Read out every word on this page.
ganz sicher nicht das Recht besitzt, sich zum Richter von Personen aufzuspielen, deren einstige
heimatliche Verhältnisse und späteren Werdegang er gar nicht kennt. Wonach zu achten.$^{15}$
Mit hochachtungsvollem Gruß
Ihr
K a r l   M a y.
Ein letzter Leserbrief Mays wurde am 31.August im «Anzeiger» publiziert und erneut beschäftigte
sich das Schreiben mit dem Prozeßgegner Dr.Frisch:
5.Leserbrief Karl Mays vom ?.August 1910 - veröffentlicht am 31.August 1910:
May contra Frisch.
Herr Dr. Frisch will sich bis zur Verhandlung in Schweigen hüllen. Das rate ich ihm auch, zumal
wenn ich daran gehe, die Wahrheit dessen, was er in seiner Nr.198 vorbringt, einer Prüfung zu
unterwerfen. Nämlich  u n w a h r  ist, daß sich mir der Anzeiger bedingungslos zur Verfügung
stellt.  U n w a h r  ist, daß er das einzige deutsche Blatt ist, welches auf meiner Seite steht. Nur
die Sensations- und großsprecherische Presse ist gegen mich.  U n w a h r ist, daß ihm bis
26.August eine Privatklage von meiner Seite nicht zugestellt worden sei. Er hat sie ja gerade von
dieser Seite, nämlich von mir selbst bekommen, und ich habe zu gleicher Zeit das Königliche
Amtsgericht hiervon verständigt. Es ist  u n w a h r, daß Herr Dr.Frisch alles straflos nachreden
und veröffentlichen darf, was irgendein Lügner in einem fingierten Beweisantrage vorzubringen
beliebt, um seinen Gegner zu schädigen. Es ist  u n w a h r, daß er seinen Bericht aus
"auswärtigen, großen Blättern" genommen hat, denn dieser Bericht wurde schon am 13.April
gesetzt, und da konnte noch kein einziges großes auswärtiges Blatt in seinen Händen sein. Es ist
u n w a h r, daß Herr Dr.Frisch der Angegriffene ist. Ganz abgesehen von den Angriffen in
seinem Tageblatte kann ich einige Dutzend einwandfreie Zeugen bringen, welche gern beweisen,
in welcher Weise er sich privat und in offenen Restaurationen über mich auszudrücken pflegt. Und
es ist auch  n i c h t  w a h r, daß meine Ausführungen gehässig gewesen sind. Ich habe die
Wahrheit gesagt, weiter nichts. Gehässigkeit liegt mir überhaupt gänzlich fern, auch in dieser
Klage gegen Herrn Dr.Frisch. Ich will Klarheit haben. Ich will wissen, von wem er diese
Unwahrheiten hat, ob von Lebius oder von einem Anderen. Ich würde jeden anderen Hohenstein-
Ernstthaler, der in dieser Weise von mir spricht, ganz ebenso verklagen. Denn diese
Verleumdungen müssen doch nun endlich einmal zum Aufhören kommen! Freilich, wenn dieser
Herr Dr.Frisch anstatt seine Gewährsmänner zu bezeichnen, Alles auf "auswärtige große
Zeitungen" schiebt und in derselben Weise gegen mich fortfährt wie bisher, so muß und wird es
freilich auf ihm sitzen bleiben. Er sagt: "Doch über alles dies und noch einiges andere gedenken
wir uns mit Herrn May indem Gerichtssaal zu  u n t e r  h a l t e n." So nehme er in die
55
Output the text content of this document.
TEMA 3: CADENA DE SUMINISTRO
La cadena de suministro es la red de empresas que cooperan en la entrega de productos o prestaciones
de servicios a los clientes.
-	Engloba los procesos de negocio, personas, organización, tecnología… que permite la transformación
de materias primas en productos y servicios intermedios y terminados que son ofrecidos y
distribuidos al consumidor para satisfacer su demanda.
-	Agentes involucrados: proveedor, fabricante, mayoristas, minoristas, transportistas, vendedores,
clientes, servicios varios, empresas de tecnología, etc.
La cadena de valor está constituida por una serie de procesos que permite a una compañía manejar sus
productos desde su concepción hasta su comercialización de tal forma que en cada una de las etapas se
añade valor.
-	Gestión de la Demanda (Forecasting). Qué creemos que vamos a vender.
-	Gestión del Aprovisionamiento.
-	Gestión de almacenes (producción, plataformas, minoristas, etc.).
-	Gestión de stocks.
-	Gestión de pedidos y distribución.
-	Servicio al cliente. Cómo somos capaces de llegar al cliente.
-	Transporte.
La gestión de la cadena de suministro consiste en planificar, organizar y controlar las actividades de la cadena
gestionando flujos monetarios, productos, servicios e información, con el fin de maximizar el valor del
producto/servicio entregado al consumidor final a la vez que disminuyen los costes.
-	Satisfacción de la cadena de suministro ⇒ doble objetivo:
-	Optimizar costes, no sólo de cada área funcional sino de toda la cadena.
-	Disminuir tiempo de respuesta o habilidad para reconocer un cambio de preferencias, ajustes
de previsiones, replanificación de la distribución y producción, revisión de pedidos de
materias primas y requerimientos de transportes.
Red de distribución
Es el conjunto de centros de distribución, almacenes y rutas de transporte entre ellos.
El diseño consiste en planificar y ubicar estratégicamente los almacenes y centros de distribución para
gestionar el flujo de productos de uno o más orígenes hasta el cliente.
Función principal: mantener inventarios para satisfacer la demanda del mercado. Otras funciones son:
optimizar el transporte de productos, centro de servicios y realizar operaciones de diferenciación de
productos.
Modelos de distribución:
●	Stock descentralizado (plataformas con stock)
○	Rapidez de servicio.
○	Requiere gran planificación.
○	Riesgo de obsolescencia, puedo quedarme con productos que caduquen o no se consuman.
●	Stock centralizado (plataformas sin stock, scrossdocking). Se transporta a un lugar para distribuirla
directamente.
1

= = = = =

Without leaving anything out, transcribe the records above exactly.

**Reply to the task:**
Read out every word on this page.
ganz sicher nicht das Recht besitzt, sich zum Richter von Personen aufzuspielen, deren einstige
heimatliche Verhältnisse und späteren Werdegang er gar nicht kennt. Wonach zu achten.$^{15}$
Mit hochachtungsvollem Gruß
Ihr
K a r l   M a y.
Ein letzter Leserbrief Mays wurde am 31.August im «Anzeiger» publiziert und erneut beschäftigte
sich das Schreiben mit dem Prozeßgegner Dr.Frisch:
5.Leserbrief Karl Mays vom ?.August 1910 - veröffentlicht am 31.August 1910:
May contra Frisch.
Herr Dr. Frisch will sich bis zur Verhandlung in Schweigen hüllen. Das rate ich ihm auch, zumal
wenn ich daran gehe, die Wahrheit dessen, was er in seiner Nr.198 vorbringt, einer Prüfung zu
unterwerfen. Nämlich  u n w a h r  ist, daß sich mir der Anzeiger bedingungslos zur Verfügung
stellt.  U n w a h r  ist, daß er das einzige deutsche Blatt ist, welches auf meiner Seite steht. Nur
die Sensations- und großsprecherische Presse ist gegen mich.  U n w a h r ist, daß ihm bis
26.August eine Privatklage von meiner Seite nicht zugestellt worden sei. Er hat sie ja gerade von
dieser Seite, nämlich von mir selbst bekommen, und ich habe zu gleicher Zeit das Königliche
Amtsgericht hiervon verständigt. Es ist  u n w a h r, daß Herr Dr.Frisch alles straflos nachreden
und veröffentlichen darf, was irgendein Lügner in einem fingierten Beweisantrage vorzubringen
beliebt, um seinen Gegner zu schädigen. Es ist  u n w a h r, daß er seinen Bericht aus
"auswärtigen, großen Blättern" genommen hat, denn dieser Bericht wurde schon am 13.April
gesetzt, und da konnte noch kein einziges großes auswärtiges Blatt in seinen Händen sein. Es ist
u n w a h r, daß Herr Dr.Frisch der Angegriffene ist. Ganz abgesehen von den Angriffen in
seinem Tageblatte kann ich einige Dutzend einwandfreie Zeugen bringen, welche gern beweisen,
in welcher Weise er sich privat und in offenen Restaurationen über mich auszudrücken pflegt. Und
es ist auch  n i c h t  w a h r, daß meine Ausführungen gehässig gewesen sind. Ich habe die
Wahrheit gesagt, weiter nichts. Gehässigkeit liegt mir überhaupt gänzlich fern, auch in dieser
Klage gegen Herrn Dr.Frisch. Ich will Klarheit haben. Ich will wissen, von wem er diese
Unwahrheiten hat, ob von Lebius oder von einem Anderen. Ich würde jeden anderen Hohenstein-
Ernstthaler, der in dieser Weise von mir spricht, ganz ebenso verklagen. Denn diese
Verleumdungen müssen doch nun endlich einmal zum Aufhören kommen! Freilich, wenn dieser
Herr Dr.Frisch anstatt seine Gewährsmänner zu bezeichnen, Alles auf "auswärtige große
Zeitungen" schiebt und in derselben Weise gegen mich fortfährt wie bisher, so muß und wird es
freilich auf ihm sitzen bleiben. Er sagt: "Doch über alles dies und noch einiges andere gedenken
wir uns mit Herrn May indem Gerichtssaal zu  u n t e r  h a l t e n." So nehme er in die
55
Output the text content of this document.
TEMA 3: CADENA DE SUMINISTRO
La cadena de suministro es la red de empresas que cooperan en la entrega de productos o prestaciones
de servicios a los clientes.
-	Engloba los procesos de negocio, personas, organización, tecnología… que permite la transformación
de materias primas en productos y servicios intermedios y terminados que son ofrecidos y
distribuidos al consumidor para satisfacer su demanda.
-	Agentes involucrados: proveedor, fabricante, mayoristas, minoristas, transportistas, vendedores,
clientes, servicios varios, empresas de tecnología, etc.
La cadena de valor está constituida por una serie de procesos que permite a una compañía manejar sus
productos desde su concepción hasta su comercialización de tal forma que en cada una de las etapas se
añade valor.
-	Gestión de la Demanda (Forecasting). Qué creemos que vamos a vender.
-	Gestión del Aprovisionamiento.
-	Gestión de almacenes (producción, plataformas, minoristas, etc.).
-	Gestión de stocks.
-	Gestión de pedidos y distribución.
-	Servicio al cliente. Cómo somos capaces de llegar al cliente.
-	Transporte.
La gestión de la cadena de suministro consiste en planificar, organizar y controlar las actividades de la cadena
gestionando flujos monetarios, productos, servicios e información, con el fin de maximizar el valor del
producto/servicio entregado al consumidor final a la vez que disminuyen los costes.
-	Satisfacción de la cadena de suministro ⇒ doble objetivo:
-	Optimizar costes, no sólo de cada área funcional sino de toda la cadena.
-	Disminuir tiempo de respuesta o habilidad para reconocer un cambio de preferencias, ajustes
de previsiones, replanificación de la distribución y producción, revisión de pedidos de
materias primas y requerimientos de transportes.
Red de distribución
Es el conjunto de centros de distribución, almacenes y rutas de transporte entre ellos.
El diseño consiste en planificar y ubicar estratégicamente los almacenes y centros de distribución para
gestionar el flujo de productos de uno o más orígenes hasta el cliente.
Función principal: mantener inventarios para satisfacer la demanda del mercado. Otras funciones son:
optimizar el transporte de productos, centro de servicios y realizar operaciones de diferenciación de
productos.
Modelos de distribución:
●	Stock descentralizado (plataformas con stock)
○	Rapidez de servicio.
○	Requiere gran planificación.
○	Riesgo de obsolescencia, puedo quedarme con productos que caduquen o no se consuman.
●	Stock centralizado (plataformas sin stock, scrossdocking). Se transporta a un lugar para distribuirla
directamente.
1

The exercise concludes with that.